> [TASK DIRECTIONS]: Reproduce, word for word, the part of the film review below that runs from "Sackhoff doesn’t even" up to and including "her own devising.".

> [DOCUMENT EXTRACT]:
Sexy Evil Genius wants to toy with issues of identity, to comment on the way our personalities, interests, and senses of selves can shift dramatically from partner to partner as we re-create ourselves in the image of the people we want to impress. Instead, Sackhoff’s character comes off as a flashy, incoherent, unconvincing cipher who has no real identity; she’s whatever the film needs her to be for any given scene. She sometimes feels like a version of the mutable fantasy figure Eliza Dushku played on Dollhouse: She is whoever you need her to be and ultimately no one really at all.
Sackhoff doesn’t even show up at the bar until nearly a half hour in, but she makes an appropriately dramatic entrance, doling out drinks and kisses. Yet she seems less like a firecracker of uncontrollable, irresistible sexuality and more like a drag queen shamelessly vamping her way through a melodramatic and exhausting mystery of her own devising.

> [RECORDS SHOWN]:
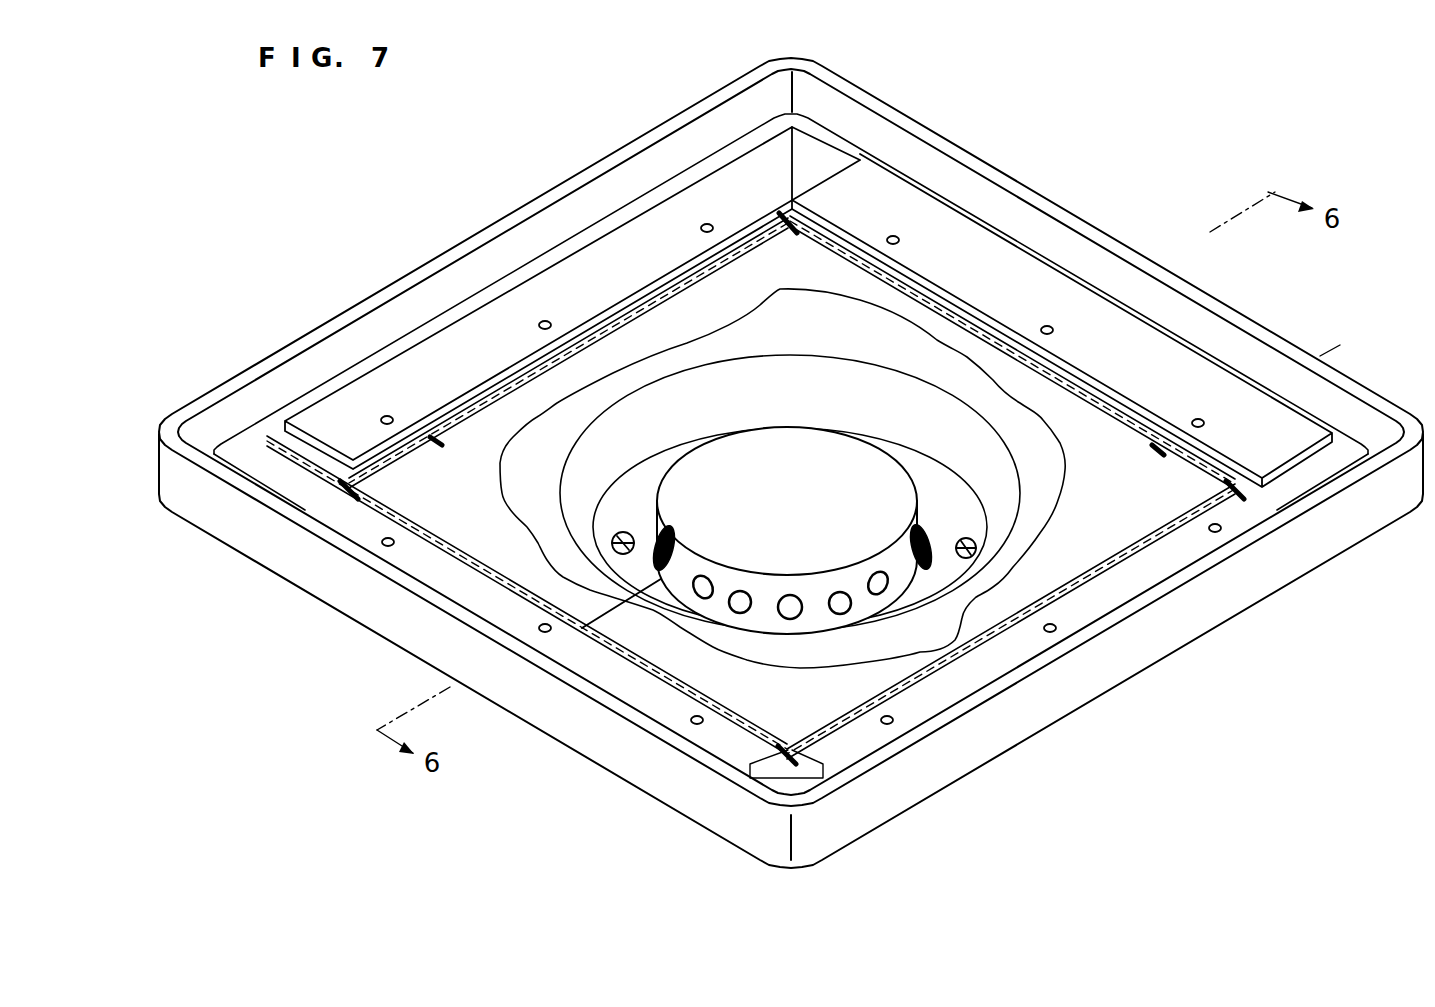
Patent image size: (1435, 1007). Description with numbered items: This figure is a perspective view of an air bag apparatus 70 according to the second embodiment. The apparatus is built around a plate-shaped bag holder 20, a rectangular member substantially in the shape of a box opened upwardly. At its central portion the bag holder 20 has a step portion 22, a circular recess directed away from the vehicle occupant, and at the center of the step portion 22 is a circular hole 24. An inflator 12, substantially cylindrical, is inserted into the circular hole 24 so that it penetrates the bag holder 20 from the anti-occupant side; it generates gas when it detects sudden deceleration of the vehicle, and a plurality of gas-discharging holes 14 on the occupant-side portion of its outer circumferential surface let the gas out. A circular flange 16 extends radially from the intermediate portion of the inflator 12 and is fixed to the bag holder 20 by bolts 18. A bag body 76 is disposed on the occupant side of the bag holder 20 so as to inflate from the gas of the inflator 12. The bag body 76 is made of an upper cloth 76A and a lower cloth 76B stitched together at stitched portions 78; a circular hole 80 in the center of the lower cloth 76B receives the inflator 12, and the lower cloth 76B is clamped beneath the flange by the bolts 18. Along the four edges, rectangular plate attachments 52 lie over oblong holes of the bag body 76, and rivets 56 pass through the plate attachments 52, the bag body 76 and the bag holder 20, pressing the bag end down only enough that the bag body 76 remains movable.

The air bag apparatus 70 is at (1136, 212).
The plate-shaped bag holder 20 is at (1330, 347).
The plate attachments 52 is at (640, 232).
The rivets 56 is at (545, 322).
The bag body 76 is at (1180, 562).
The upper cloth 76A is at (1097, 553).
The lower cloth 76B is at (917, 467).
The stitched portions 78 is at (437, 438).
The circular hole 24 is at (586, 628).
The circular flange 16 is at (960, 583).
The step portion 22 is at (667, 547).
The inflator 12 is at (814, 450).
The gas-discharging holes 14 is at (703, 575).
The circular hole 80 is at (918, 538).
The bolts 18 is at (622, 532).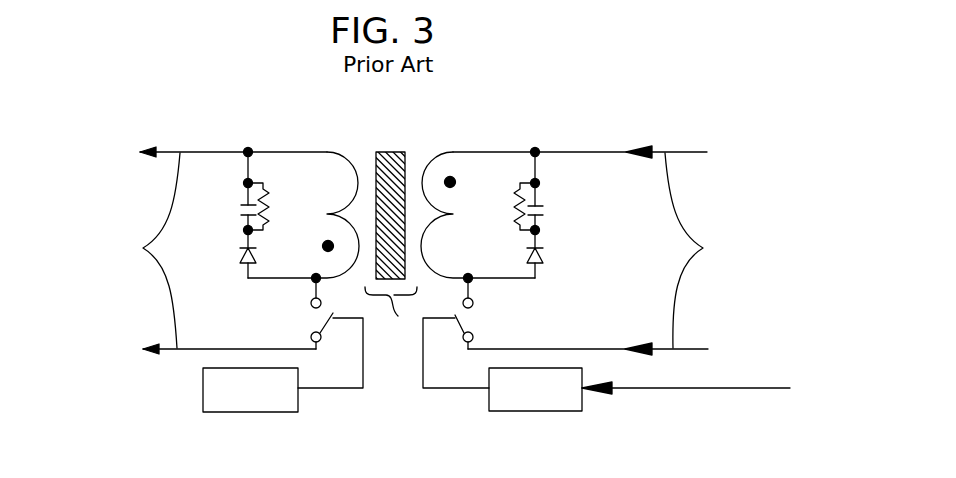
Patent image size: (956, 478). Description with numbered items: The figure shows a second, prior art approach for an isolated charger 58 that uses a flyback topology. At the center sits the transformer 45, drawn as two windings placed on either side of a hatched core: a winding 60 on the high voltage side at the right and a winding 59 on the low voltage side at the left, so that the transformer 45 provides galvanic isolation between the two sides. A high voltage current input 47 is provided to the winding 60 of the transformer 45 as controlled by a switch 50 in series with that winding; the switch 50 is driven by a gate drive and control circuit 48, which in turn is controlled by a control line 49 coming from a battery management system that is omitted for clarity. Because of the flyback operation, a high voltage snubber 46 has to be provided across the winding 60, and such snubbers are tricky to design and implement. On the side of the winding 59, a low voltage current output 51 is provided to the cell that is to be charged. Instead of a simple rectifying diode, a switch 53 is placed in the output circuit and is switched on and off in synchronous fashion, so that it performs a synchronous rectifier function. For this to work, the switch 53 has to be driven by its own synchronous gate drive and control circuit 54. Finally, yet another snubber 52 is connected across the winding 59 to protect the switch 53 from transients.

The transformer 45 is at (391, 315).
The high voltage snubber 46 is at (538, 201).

> [ANSWER BELOW]:
Sackhoff doesn’t even show up at the bar until nearly a half hour in, but she makes an appropriately dramatic entrance, doling out drinks and kisses. Yet she seems less like a firecracker of uncontrollable, irresistible sexuality and more like a drag queen shamelessly vamping her way through a melodramatic and exhausting mystery of her own devising.